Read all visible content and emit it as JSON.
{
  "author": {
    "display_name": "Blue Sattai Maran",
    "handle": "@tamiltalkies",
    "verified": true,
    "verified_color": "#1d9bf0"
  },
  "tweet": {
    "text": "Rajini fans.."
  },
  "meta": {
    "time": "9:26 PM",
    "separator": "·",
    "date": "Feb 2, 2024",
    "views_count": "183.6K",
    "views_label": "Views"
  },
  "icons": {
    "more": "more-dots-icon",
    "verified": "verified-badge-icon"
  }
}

* * * * *

## What you should do
Your task is to transcribe the material exactly.

## Output of the task
Read all visible content and emit it as JSON.
{
  "author": {
    "display_name": "Blue Sattai Maran",
    "handle": "@tamiltalkies",
    "verified": true,
    "verified_color": "#1d9bf0"
  },
  "tweet": {
    "text": "Rajini fans.."
  },
  "meta": {
    "time": "9:26 PM",
    "separator": "·",
    "date": "Feb 2, 2024",
    "views_count": "183.6K",
    "views_label": "Views"
  },
  "icons": {
    "more": "more-dots-icon",
    "verified": "verified-badge-icon"
  }
}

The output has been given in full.